— YOUR TASK —
Produce a word-for-word copy of the listing below without its pictures.
--- begin RECORDS SUPPLIED ---
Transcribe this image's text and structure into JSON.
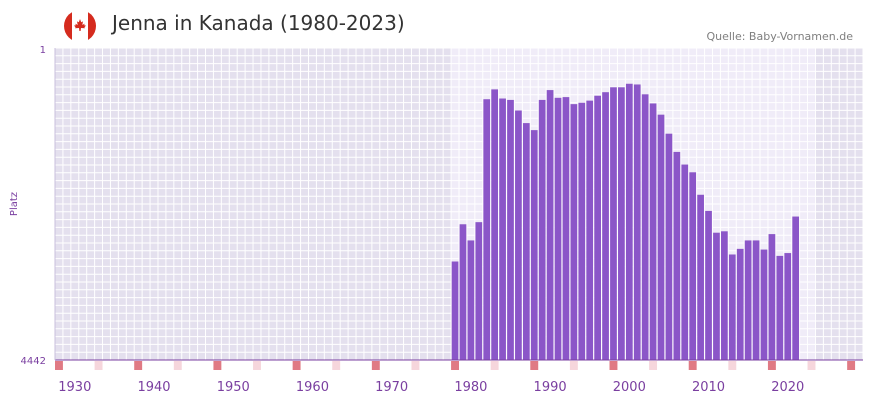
{
  "header": {
    "title": "Jenna in Kanada (1980-2023)",
    "source": "Quelle: Baby-Vornamen.de",
    "flag_icon": "canada-flag-icon"
  },
  "colors": {
    "bar": "#8b56c8",
    "plot_bg_inner": "#f0ecf8",
    "plot_bg_outer": "#e4e0ee",
    "grid": "#ffffff",
    "axis": "#7a3fa0",
    "tick_label": "#7a3fa0",
    "marker_strong": "#e07a84",
    "marker_light": "#f6d6dc"
  },
  "chart_data": {
    "type": "bar",
    "title": "Jenna in Kanada (1980-2023)",
    "xlabel": "",
    "ylabel": "Platz",
    "y_axis_inverted": true,
    "ylim": [
      4442,
      1
    ],
    "y_tick_labels": [
      "1",
      "4442"
    ],
    "xlim": [
      1928,
      2029
    ],
    "x_ticks": [
      1930,
      1940,
      1950,
      1960,
      1970,
      1980,
      1990,
      2000,
      2010,
      2020
    ],
    "x_tick_labels": [
      "1930",
      "1940",
      "1950",
      "1960",
      "1970",
      "1980",
      "1990",
      "2000",
      "2010",
      "2020"
    ],
    "highlight_range": [
      1978,
      2023
    ],
    "grid": true,
    "years": [
      1978,
      1979,
      1980,
      1981,
      1982,
      1983,
      1984,
      1985,
      1986,
      1987,
      1988,
      1989,
      1990,
      1991,
      1992,
      1993,
      1994,
      1995,
      1996,
      1997,
      1998,
      1999,
      2000,
      2001,
      2002,
      2003,
      2004,
      2005,
      2006,
      2007,
      2008,
      2009,
      2010,
      2011,
      2012,
      2013,
      2014,
      2015,
      2016,
      2017,
      2018,
      2019,
      2020,
      2021
    ],
    "values": [
      3040,
      2510,
      2740,
      2480,
      730,
      590,
      720,
      740,
      890,
      1070,
      1170,
      740,
      600,
      710,
      700,
      800,
      780,
      750,
      680,
      630,
      560,
      560,
      510,
      520,
      660,
      790,
      950,
      1220,
      1480,
      1660,
      1770,
      2090,
      2320,
      2630,
      2610,
      2940,
      2860,
      2740,
      2740,
      2870,
      2650,
      2960,
      2920,
      2400
    ],
    "bottom_markers_strong": [
      1928,
      1938,
      1948,
      1958,
      1968,
      1978,
      1988,
      1998,
      2008,
      2018,
      2028
    ],
    "bottom_markers_light": [
      1933,
      1943,
      1953,
      1963,
      1973,
      1983,
      1993,
      2003,
      2013,
      2023
    ]
  }
}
--- end RECORDS SUPPLIED ---
— ANSWER TO THE PROBLEM —
Transcribe this image's text and structure into JSON.
{
  "header": {
    "title": "Jenna in Kanada (1980-2023)",
    "source": "Quelle: Baby-Vornamen.de",
    "flag_icon": "canada-flag-icon"
  },
  "colors": {
    "bar": "#8b56c8",
    "plot_bg_inner": "#f0ecf8",
    "plot_bg_outer": "#e4e0ee",
    "grid": "#ffffff",
    "axis": "#7a3fa0",
    "tick_label": "#7a3fa0",
    "marker_strong": "#e07a84",
    "marker_light": "#f6d6dc"
  },
  "chart_data": {
    "type": "bar",
    "title": "Jenna in Kanada (1980-2023)",
    "xlabel": "",
    "ylabel": "Platz",
    "y_axis_inverted": true,
    "ylim": [
      4442,
      1
    ],
    "y_tick_labels": [
      "1",
      "4442"
    ],
    "xlim": [
      1928,
      2029
    ],
    "x_ticks": [
      1930,
      1940,
      1950,
      1960,
      1970,
      1980,
      1990,
      2000,
      2010,
      2020
    ],
    "x_tick_labels": [
      "1930",
      "1940",
      "1950",
      "1960",
      "1970",
      "1980",
      "1990",
      "2000",
      "2010",
      "2020"
    ],
    "highlight_range": [
      1978,
      2023
    ],
    "grid": true,
    "years": [
      1978,
      1979,
      1980,
      1981,
      1982,
      1983,
      1984,
      1985,
      1986,
      1987,
      1988,
      1989,
      1990,
      1991,
      1992,
      1993,
      1994,
      1995,
      1996,
      1997,
      1998,
      1999,
      2000,
      2001,
      2002,
      2003,
      2004,
      2005,
      2006,
      2007,
      2008,
      2009,
      2010,
      2011,
      2012,
      2013,
      2014,
      2015,
      2016,
      2017,
      2018,
      2019,
      2020,
      2021
    ],
    "values": [
      3040,
      2510,
      2740,
      2480,
      730,
      590,
      720,
      740,
      890,
      1070,
      1170,
      740,
      600,
      710,
      700,
      800,
      780,
      750,
      680,
      630,
      560,
      560,
      510,
      520,
      660,
      790,
      950,
      1220,
      1480,
      1660,
      1770,
      2090,
      2320,
      2630,
      2610,
      2940,
      2860,
      2740,
      2740,
      2870,
      2650,
      2960,
      2920,
      2400
    ],
    "bottom_markers_strong": [
      1928,
      1938,
      1948,
      1958,
      1968,
      1978,
      1988,
      1998,
      2008,
      2018,
      2028
    ],
    "bottom_markers_light": [
      1933,
      1943,
      1953,
      1963,
      1973,
      1983,
      1993,
      2003,
      2013,
      2023
    ]
  }
}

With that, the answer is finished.